■ DIRECTIONS FOR THIS TASK
Report each line from the data below that holds the word "title".
[PROVIDED INFORMATION — start]
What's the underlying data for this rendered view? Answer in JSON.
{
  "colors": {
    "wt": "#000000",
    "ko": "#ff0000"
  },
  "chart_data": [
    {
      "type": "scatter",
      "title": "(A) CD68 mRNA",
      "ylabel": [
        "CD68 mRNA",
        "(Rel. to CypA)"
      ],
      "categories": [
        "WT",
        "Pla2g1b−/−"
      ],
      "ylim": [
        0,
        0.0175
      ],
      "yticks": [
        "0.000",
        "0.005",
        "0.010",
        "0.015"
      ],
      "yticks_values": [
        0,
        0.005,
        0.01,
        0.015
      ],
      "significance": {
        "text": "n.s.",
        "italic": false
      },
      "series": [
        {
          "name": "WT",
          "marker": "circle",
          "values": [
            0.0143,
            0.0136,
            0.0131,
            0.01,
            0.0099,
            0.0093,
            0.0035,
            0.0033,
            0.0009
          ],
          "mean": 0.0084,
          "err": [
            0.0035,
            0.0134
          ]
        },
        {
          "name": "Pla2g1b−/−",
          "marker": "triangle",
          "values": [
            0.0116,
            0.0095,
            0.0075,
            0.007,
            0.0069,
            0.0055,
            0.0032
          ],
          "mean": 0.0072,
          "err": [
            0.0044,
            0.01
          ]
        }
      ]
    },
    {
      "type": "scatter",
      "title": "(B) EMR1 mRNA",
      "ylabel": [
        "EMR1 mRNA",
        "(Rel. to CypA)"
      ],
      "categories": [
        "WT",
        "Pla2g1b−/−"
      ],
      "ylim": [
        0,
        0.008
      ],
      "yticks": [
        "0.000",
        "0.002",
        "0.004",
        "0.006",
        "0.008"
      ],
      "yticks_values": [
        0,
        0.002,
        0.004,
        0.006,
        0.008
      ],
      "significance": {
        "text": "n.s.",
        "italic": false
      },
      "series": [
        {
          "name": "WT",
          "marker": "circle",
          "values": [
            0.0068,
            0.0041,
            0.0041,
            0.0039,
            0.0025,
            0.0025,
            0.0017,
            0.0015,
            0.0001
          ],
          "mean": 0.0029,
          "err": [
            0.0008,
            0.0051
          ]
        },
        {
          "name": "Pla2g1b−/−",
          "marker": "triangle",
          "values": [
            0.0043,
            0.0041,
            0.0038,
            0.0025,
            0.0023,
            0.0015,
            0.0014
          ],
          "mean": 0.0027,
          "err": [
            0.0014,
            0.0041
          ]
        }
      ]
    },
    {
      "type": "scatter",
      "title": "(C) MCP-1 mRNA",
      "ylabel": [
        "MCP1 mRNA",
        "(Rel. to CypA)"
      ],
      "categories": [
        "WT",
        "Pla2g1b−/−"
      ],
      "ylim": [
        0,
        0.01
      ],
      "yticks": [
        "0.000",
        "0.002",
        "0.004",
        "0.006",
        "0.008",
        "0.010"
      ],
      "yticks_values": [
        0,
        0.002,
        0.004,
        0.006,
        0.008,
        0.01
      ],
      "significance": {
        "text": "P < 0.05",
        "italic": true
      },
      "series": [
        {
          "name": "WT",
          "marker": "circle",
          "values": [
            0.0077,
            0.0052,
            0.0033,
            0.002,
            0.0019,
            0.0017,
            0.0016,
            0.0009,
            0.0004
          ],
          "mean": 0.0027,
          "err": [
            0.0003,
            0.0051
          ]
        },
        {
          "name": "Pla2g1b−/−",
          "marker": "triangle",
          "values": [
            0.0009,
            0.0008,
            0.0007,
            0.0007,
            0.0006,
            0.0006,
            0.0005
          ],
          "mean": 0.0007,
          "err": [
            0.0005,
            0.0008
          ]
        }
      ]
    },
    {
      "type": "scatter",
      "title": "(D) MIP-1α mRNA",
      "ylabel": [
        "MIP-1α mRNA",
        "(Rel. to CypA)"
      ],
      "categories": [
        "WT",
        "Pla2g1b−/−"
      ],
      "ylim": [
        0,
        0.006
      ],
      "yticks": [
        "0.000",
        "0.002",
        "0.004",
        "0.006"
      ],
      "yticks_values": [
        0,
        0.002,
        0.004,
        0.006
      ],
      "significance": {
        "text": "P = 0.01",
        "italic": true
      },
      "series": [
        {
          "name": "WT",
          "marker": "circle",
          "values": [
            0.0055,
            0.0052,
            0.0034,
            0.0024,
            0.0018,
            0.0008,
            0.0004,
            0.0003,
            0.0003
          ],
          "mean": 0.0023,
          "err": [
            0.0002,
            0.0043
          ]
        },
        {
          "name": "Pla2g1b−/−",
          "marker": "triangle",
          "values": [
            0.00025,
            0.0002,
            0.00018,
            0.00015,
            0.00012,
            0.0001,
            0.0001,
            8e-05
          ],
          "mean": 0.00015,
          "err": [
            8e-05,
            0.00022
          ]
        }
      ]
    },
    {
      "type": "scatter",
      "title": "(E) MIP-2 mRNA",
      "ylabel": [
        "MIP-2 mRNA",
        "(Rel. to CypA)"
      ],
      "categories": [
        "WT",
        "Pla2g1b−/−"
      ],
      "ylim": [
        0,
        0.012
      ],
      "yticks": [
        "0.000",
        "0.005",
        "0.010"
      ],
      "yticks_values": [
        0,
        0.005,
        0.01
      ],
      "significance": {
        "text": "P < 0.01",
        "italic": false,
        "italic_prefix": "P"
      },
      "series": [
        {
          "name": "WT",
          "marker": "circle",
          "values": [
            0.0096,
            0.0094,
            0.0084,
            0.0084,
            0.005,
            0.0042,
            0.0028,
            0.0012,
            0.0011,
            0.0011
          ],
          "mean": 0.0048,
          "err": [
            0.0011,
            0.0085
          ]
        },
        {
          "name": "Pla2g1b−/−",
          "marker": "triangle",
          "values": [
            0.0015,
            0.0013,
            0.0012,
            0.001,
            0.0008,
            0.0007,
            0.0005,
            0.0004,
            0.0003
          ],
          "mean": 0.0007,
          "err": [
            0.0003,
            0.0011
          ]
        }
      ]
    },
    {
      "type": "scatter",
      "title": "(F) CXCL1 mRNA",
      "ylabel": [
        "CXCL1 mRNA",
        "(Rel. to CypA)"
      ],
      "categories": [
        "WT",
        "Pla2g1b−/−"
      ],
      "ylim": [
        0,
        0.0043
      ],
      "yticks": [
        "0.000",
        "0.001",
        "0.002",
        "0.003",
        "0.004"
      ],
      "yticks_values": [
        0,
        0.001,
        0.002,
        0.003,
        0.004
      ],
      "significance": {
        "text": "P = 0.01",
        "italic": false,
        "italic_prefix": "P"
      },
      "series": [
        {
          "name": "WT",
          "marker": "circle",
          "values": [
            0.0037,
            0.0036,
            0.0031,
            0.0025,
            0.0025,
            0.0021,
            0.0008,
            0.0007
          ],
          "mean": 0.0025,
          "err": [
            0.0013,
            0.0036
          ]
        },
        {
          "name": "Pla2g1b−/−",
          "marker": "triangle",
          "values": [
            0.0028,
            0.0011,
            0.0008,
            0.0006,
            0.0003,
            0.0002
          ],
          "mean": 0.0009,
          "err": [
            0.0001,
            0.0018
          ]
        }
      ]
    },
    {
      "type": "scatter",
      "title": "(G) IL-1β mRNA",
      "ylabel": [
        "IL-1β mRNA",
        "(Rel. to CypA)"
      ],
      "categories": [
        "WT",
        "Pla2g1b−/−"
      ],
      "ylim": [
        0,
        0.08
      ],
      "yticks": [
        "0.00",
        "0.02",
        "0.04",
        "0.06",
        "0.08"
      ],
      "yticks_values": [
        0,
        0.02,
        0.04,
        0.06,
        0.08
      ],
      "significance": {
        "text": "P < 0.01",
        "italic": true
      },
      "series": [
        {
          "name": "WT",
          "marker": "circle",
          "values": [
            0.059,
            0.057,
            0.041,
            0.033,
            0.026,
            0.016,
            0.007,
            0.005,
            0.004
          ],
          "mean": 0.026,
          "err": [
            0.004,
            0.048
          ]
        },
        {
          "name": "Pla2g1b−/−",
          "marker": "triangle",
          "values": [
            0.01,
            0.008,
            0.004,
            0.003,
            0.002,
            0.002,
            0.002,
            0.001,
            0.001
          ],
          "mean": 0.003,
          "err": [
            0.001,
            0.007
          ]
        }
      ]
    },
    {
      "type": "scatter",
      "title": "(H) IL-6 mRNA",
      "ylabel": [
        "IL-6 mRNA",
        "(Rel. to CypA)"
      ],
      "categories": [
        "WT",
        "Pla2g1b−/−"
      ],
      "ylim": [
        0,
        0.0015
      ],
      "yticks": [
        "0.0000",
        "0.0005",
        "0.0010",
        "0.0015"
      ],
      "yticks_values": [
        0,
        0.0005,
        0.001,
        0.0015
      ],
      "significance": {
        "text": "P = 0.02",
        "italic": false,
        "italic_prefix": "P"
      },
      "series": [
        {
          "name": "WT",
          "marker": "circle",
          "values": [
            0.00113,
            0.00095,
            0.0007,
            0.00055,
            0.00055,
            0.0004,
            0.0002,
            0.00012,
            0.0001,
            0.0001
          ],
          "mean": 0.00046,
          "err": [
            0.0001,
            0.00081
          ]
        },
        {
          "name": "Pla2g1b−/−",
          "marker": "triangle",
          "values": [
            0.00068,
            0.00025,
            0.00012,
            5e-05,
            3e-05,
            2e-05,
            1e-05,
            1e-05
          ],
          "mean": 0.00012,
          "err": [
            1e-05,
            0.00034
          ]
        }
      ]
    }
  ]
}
[PROVIDED INFORMATION — finish]
■ SOLVED EXERCISE
      "title": "(A) CD68 mRNA",
      "title": "(B) EMR1 mRNA",
      "title": "(C) MCP-1 mRNA",
      "title": "(D) MIP-1α mRNA",
      "title": "(E) MIP-2 mRNA",
      "title": "(F) CXCL1 mRNA",
      "title": "(G) IL-1β mRNA",
      "title": "(H) IL-6 mRNA",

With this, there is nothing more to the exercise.